Collected data:
** START **

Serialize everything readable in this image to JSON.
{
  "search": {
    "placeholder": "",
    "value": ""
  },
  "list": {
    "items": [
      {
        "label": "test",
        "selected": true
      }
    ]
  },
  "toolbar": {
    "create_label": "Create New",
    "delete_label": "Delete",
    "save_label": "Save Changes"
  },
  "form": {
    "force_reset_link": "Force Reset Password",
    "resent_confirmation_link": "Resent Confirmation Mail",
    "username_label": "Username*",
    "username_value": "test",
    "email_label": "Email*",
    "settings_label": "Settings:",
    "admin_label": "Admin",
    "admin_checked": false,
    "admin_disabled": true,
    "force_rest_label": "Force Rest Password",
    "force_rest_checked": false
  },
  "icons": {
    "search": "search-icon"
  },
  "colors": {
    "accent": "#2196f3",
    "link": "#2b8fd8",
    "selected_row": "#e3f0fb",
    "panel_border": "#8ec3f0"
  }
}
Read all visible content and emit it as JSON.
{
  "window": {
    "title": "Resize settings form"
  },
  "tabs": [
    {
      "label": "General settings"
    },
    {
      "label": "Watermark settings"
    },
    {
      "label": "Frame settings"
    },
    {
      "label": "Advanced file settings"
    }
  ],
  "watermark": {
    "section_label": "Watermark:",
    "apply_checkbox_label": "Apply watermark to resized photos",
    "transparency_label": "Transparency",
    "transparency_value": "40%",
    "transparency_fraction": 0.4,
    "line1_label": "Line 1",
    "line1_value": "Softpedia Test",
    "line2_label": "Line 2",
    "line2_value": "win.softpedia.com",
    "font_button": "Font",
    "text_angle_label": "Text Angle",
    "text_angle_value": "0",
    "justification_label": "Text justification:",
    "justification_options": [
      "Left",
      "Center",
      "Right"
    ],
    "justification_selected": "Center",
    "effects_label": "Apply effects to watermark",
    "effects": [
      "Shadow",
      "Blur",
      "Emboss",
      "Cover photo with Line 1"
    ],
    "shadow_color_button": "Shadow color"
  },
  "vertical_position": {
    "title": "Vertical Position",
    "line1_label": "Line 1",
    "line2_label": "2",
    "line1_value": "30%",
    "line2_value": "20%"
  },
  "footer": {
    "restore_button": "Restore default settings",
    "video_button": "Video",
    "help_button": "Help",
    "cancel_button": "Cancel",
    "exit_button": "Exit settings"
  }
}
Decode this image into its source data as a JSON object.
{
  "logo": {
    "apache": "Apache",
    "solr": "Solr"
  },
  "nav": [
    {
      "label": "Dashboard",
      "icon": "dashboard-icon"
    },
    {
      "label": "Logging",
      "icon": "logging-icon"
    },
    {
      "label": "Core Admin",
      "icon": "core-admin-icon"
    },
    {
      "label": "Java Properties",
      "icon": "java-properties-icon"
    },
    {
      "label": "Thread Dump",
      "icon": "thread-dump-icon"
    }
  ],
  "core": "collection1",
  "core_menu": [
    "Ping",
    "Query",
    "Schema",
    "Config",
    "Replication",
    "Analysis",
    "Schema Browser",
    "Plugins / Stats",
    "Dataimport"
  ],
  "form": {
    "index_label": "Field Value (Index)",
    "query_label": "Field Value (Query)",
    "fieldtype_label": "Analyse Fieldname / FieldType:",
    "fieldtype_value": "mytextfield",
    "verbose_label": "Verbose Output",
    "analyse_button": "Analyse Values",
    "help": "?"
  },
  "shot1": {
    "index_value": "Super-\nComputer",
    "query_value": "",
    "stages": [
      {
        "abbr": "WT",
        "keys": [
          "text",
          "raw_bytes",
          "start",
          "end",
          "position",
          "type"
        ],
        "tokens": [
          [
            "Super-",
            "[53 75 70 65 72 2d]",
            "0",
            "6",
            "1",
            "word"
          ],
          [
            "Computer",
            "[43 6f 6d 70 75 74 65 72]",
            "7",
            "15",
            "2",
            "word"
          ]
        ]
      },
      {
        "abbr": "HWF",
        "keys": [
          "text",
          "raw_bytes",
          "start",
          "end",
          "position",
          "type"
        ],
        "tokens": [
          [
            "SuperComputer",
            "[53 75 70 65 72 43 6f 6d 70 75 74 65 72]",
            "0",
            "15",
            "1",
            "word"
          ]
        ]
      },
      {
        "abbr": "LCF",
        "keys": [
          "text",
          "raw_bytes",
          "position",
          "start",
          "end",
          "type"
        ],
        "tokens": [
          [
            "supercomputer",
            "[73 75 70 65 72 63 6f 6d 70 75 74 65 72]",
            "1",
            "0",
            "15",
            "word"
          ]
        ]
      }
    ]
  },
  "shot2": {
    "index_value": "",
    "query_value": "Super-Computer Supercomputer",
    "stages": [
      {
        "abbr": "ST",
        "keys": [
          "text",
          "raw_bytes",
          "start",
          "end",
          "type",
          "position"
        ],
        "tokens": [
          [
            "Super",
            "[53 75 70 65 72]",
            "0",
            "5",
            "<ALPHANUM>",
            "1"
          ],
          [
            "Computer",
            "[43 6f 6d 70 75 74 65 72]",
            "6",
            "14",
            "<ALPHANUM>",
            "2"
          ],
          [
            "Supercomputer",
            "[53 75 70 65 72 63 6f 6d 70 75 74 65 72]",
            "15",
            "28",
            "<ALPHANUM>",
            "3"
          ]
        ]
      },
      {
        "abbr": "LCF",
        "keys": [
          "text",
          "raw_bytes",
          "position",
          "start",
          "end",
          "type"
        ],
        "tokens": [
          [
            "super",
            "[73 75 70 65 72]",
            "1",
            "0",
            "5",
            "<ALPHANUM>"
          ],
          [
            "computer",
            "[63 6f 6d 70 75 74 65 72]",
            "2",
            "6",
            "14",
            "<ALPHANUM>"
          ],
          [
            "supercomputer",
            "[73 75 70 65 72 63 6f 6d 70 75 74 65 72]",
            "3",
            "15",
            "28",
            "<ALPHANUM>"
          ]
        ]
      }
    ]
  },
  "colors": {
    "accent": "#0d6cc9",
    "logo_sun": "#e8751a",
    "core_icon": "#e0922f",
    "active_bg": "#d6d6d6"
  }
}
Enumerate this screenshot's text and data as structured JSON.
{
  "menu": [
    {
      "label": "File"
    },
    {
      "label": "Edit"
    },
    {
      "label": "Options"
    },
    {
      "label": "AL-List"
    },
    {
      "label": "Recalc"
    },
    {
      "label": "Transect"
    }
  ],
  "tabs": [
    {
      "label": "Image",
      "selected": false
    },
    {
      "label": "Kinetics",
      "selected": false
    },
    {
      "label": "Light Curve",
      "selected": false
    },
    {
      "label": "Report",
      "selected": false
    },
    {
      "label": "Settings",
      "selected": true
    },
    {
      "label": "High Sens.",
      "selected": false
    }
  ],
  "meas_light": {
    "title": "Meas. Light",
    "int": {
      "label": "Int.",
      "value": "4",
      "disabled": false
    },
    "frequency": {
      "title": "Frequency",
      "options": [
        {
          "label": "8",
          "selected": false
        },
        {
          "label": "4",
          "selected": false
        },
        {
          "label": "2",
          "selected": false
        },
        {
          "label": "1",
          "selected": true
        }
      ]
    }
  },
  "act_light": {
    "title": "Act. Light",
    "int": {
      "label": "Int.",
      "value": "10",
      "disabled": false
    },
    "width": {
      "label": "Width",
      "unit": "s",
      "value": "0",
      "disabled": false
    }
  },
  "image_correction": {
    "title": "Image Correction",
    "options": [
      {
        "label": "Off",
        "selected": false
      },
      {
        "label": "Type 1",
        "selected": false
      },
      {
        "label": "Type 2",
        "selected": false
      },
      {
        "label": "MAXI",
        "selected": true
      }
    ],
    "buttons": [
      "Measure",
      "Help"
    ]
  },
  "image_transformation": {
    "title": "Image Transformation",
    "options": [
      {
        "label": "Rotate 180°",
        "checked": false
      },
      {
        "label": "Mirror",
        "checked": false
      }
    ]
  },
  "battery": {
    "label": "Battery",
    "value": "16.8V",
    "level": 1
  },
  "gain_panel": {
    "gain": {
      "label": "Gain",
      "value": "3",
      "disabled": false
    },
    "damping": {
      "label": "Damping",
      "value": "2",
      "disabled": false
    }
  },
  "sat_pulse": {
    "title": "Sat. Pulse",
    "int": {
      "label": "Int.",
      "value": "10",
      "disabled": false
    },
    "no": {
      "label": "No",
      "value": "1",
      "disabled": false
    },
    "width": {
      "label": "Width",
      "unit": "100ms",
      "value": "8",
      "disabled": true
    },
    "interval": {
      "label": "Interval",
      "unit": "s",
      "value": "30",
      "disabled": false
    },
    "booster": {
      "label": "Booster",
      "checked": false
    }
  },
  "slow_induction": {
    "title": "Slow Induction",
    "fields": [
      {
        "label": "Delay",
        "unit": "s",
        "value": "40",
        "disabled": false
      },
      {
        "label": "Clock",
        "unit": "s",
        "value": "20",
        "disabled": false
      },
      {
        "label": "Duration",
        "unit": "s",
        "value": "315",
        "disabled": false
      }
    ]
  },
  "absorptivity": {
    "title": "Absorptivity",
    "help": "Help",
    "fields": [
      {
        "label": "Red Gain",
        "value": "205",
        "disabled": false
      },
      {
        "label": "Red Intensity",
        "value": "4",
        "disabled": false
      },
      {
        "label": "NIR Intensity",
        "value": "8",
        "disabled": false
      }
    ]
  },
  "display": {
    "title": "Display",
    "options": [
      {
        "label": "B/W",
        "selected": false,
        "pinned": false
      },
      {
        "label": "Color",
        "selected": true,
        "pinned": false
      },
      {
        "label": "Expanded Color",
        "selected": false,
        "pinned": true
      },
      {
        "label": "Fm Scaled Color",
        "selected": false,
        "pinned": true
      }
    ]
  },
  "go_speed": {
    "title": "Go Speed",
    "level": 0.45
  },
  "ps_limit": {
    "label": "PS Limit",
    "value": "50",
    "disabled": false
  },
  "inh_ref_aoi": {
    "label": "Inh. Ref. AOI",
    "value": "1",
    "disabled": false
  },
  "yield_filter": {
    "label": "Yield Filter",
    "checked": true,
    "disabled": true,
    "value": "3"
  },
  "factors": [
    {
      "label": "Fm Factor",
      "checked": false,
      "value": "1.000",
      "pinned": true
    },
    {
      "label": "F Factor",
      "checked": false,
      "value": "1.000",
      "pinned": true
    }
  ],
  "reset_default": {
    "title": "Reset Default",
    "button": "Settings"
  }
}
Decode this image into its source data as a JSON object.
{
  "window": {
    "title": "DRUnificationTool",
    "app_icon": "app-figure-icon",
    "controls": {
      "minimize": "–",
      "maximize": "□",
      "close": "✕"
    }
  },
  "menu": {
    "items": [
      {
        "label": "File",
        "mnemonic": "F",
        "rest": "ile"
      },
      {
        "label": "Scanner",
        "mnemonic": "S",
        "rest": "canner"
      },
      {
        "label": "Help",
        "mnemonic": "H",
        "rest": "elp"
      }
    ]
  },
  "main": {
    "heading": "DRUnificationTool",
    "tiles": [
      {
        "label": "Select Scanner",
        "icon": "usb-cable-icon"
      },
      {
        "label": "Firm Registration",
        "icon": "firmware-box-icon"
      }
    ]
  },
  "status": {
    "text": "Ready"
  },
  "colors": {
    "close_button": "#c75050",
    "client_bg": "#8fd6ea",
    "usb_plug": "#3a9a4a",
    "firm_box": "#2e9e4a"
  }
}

** END **

Check every line of the material for the string "JSON" and give the number of lines that have it, without anything else.

Task solution →
5